Each entry that follows must be output without any deviation.
------------------------------------------------
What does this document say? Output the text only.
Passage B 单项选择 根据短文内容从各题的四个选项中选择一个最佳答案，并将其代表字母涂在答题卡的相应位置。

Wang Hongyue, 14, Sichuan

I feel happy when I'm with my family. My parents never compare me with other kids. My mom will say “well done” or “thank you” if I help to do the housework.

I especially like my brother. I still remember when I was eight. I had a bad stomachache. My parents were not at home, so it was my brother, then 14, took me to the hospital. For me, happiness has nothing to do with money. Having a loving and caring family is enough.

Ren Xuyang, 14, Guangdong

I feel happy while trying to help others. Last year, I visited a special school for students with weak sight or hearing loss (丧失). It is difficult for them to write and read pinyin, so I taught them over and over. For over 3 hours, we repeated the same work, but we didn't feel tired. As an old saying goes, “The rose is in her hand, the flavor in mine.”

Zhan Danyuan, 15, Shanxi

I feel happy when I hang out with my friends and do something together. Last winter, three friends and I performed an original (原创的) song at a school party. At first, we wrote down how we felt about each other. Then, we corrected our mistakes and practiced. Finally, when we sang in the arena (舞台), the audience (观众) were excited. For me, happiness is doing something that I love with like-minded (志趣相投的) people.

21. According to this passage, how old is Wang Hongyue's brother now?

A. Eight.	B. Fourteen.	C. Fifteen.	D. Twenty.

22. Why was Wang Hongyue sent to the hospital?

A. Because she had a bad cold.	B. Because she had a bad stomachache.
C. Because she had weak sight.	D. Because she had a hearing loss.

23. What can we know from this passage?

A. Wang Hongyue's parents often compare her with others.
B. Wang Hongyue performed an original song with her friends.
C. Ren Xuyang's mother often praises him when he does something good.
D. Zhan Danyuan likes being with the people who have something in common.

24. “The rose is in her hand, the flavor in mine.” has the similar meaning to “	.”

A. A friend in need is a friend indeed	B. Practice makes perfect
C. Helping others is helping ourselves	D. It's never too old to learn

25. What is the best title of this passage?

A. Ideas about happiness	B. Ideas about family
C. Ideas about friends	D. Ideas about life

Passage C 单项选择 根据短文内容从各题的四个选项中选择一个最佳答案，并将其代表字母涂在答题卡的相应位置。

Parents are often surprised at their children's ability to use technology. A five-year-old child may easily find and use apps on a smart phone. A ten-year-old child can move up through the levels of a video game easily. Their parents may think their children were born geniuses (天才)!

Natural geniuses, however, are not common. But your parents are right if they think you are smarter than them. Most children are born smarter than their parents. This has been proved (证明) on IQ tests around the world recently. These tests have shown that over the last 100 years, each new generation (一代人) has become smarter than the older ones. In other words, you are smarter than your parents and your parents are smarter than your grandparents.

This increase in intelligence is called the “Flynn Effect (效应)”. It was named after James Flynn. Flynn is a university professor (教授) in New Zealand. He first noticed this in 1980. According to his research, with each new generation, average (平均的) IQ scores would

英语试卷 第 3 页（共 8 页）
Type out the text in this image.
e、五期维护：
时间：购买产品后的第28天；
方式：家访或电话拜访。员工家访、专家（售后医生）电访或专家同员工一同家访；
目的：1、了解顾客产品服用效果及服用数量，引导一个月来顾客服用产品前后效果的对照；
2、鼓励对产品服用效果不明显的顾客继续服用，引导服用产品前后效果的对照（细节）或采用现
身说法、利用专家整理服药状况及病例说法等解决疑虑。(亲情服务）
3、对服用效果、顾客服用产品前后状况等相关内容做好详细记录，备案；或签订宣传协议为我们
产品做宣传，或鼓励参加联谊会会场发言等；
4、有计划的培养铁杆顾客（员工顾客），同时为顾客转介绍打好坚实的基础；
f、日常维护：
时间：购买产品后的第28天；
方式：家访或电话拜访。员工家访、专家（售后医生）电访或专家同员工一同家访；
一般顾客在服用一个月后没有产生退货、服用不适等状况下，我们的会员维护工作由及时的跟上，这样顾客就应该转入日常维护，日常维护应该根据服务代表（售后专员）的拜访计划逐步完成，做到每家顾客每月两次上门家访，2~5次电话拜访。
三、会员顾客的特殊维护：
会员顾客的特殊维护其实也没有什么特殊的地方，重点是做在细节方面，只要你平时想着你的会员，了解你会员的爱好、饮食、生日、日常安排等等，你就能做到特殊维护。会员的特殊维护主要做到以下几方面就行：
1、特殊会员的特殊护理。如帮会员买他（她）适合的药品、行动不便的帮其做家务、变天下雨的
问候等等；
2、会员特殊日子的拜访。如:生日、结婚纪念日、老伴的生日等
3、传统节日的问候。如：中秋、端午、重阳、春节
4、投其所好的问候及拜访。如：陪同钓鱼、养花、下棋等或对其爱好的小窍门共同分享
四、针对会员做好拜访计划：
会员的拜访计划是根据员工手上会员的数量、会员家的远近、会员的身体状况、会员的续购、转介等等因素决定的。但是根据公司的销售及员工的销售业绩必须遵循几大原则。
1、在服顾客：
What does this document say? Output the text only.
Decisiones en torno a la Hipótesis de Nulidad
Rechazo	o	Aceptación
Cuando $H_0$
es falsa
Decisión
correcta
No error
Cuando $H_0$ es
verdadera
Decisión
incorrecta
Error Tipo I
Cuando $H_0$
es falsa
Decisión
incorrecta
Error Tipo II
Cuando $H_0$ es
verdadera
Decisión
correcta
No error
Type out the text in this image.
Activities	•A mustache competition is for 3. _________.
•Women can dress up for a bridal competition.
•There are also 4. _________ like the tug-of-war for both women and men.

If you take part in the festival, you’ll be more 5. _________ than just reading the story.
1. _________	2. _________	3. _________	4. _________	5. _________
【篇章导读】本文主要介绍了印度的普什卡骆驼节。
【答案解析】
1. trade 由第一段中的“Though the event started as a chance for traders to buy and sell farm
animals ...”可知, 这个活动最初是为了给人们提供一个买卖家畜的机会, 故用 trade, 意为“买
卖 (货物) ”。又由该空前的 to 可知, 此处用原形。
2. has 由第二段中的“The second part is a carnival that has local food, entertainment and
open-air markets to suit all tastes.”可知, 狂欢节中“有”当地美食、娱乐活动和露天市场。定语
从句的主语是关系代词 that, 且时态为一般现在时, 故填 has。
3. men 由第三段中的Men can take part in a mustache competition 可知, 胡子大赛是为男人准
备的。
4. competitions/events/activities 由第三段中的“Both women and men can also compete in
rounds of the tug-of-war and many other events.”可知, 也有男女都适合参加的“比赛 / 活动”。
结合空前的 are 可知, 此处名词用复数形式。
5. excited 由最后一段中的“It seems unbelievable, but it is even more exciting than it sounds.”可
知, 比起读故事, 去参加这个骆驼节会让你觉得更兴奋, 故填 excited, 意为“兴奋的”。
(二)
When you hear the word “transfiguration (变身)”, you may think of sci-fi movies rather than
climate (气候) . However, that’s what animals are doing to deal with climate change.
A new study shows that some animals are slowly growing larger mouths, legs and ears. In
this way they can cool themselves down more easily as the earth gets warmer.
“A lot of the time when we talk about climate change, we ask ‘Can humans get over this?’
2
------------------------------------------------
* **Task result**:
What does this document say? Output the text only.
Passage B 单项选择 根据短文内容从各题的四个选项中选择一个最佳答案，并将其代表字母涂在答题卡的相应位置。

Wang Hongyue, 14, Sichuan

I feel happy when I'm with my family. My parents never compare me with other kids. My mom will say “well done” or “thank you” if I help to do the housework.

I especially like my brother. I still remember when I was eight. I had a bad stomachache. My parents were not at home, so it was my brother, then 14, took me to the hospital. For me, happiness has nothing to do with money. Having a loving and caring family is enough.

Ren Xuyang, 14, Guangdong

I feel happy while trying to help others. Last year, I visited a special school for students with weak sight or hearing loss (丧失). It is difficult for them to write and read pinyin, so I taught them over and over. For over 3 hours, we repeated the same work, but we didn't feel tired. As an old saying goes, “The rose is in her hand, the flavor in mine.”

Zhan Danyuan, 15, Shanxi

I feel happy when I hang out with my friends and do something together. Last winter, three friends and I performed an original (原创的) song at a school party. At first, we wrote down how we felt about each other. Then, we corrected our mistakes and practiced. Finally, when we sang in the arena (舞台), the audience (观众) were excited. For me, happiness is doing something that I love with like-minded (志趣相投的) people.

21. According to this passage, how old is Wang Hongyue's brother now?

A. Eight.	B. Fourteen.	C. Fifteen.	D. Twenty.

22. Why was Wang Hongyue sent to the hospital?

A. Because she had a bad cold.	B. Because she had a bad stomachache.
C. Because she had weak sight.	D. Because she had a hearing loss.

23. What can we know from this passage?

A. Wang Hongyue's parents often compare her with others.
B. Wang Hongyue performed an original song with her friends.
C. Ren Xuyang's mother often praises him when he does something good.
D. Zhan Danyuan likes being with the people who have something in common.

24. “The rose is in her hand, the flavor in mine.” has the similar meaning to “	.”

A. A friend in need is a friend indeed	B. Practice makes perfect
C. Helping others is helping ourselves	D. It's never too old to learn

25. What is the best title of this passage?

A. Ideas about happiness	B. Ideas about family
C. Ideas about friends	D. Ideas about life

Passage C 单项选择 根据短文内容从各题的四个选项中选择一个最佳答案，并将其代表字母涂在答题卡的相应位置。

Parents are often surprised at their children's ability to use technology. A five-year-old child may easily find and use apps on a smart phone. A ten-year-old child can move up through the levels of a video game easily. Their parents may think their children were born geniuses (天才)!

Natural geniuses, however, are not common. But your parents are right if they think you are smarter than them. Most children are born smarter than their parents. This has been proved (证明) on IQ tests around the world recently. These tests have shown that over the last 100 years, each new generation (一代人) has become smarter than the older ones. In other words, you are smarter than your parents and your parents are smarter than your grandparents.

This increase in intelligence is called the “Flynn Effect (效应)”. It was named after James Flynn. Flynn is a university professor (教授) in New Zealand. He first noticed this in 1980. According to his research, with each new generation, average (平均的) IQ scores would

英语试卷 第 3 页（共 8 页）
Type out the text in this image.
e、五期维护：
时间：购买产品后的第28天；
方式：家访或电话拜访。员工家访、专家（售后医生）电访或专家同员工一同家访；
目的：1、了解顾客产品服用效果及服用数量，引导一个月来顾客服用产品前后效果的对照；
2、鼓励对产品服用效果不明显的顾客继续服用，引导服用产品前后效果的对照（细节）或采用现
身说法、利用专家整理服药状况及病例说法等解决疑虑。(亲情服务）
3、对服用效果、顾客服用产品前后状况等相关内容做好详细记录，备案；或签订宣传协议为我们
产品做宣传，或鼓励参加联谊会会场发言等；
4、有计划的培养铁杆顾客（员工顾客），同时为顾客转介绍打好坚实的基础；
f、日常维护：
时间：购买产品后的第28天；
方式：家访或电话拜访。员工家访、专家（售后医生）电访或专家同员工一同家访；
一般顾客在服用一个月后没有产生退货、服用不适等状况下，我们的会员维护工作由及时的跟上，这样顾客就应该转入日常维护，日常维护应该根据服务代表（售后专员）的拜访计划逐步完成，做到每家顾客每月两次上门家访，2~5次电话拜访。
三、会员顾客的特殊维护：
会员顾客的特殊维护其实也没有什么特殊的地方，重点是做在细节方面，只要你平时想着你的会员，了解你会员的爱好、饮食、生日、日常安排等等，你就能做到特殊维护。会员的特殊维护主要做到以下几方面就行：
1、特殊会员的特殊护理。如帮会员买他（她）适合的药品、行动不便的帮其做家务、变天下雨的
问候等等；
2、会员特殊日子的拜访。如:生日、结婚纪念日、老伴的生日等
3、传统节日的问候。如：中秋、端午、重阳、春节
4、投其所好的问候及拜访。如：陪同钓鱼、养花、下棋等或对其爱好的小窍门共同分享
四、针对会员做好拜访计划：
会员的拜访计划是根据员工手上会员的数量、会员家的远近、会员的身体状况、会员的续购、转介等等因素决定的。但是根据公司的销售及员工的销售业绩必须遵循几大原则。
1、在服顾客：
What does this document say? Output the text only.
Decisiones en torno a la Hipótesis de Nulidad
Rechazo	o	Aceptación
Cuando $H_0$
es falsa
Decisión
correcta
No error
Cuando $H_0$ es
verdadera
Decisión
incorrecta
Error Tipo I
Cuando $H_0$
es falsa
Decisión
incorrecta
Error Tipo II
Cuando $H_0$ es
verdadera
Decisión
correcta
No error
Type out the text in this image.
Activities	•A mustache competition is for 3. _________.
•Women can dress up for a bridal competition.
•There are also 4. _________ like the tug-of-war for both women and men.

If you take part in the festival, you’ll be more 5. _________ than just reading the story.
1. _________	2. _________	3. _________	4. _________	5. _________
【篇章导读】本文主要介绍了印度的普什卡骆驼节。
【答案解析】
1. trade 由第一段中的“Though the event started as a chance for traders to buy and sell farm
animals ...”可知, 这个活动最初是为了给人们提供一个买卖家畜的机会, 故用 trade, 意为“买
卖 (货物) ”。又由该空前的 to 可知, 此处用原形。
2. has 由第二段中的“The second part is a carnival that has local food, entertainment and
open-air markets to suit all tastes.”可知, 狂欢节中“有”当地美食、娱乐活动和露天市场。定语
从句的主语是关系代词 that, 且时态为一般现在时, 故填 has。
3. men 由第三段中的Men can take part in a mustache competition 可知, 胡子大赛是为男人准
备的。
4. competitions/events/activities 由第三段中的“Both women and men can also compete in
rounds of the tug-of-war and many other events.”可知, 也有男女都适合参加的“比赛 / 活动”。
结合空前的 are 可知, 此处名词用复数形式。
5. excited 由最后一段中的“It seems unbelievable, but it is even more exciting than it sounds.”可
知, 比起读故事, 去参加这个骆驼节会让你觉得更兴奋, 故填 excited, 意为“兴奋的”。
(二)
When you hear the word “transfiguration (变身)”, you may think of sci-fi movies rather than
climate (气候) . However, that’s what animals are doing to deal with climate change.
A new study shows that some animals are slowly growing larger mouths, legs and ears. In
this way they can cool themselves down more easily as the earth gets warmer.
“A lot of the time when we talk about climate change, we ask ‘Can humans get over this?’
2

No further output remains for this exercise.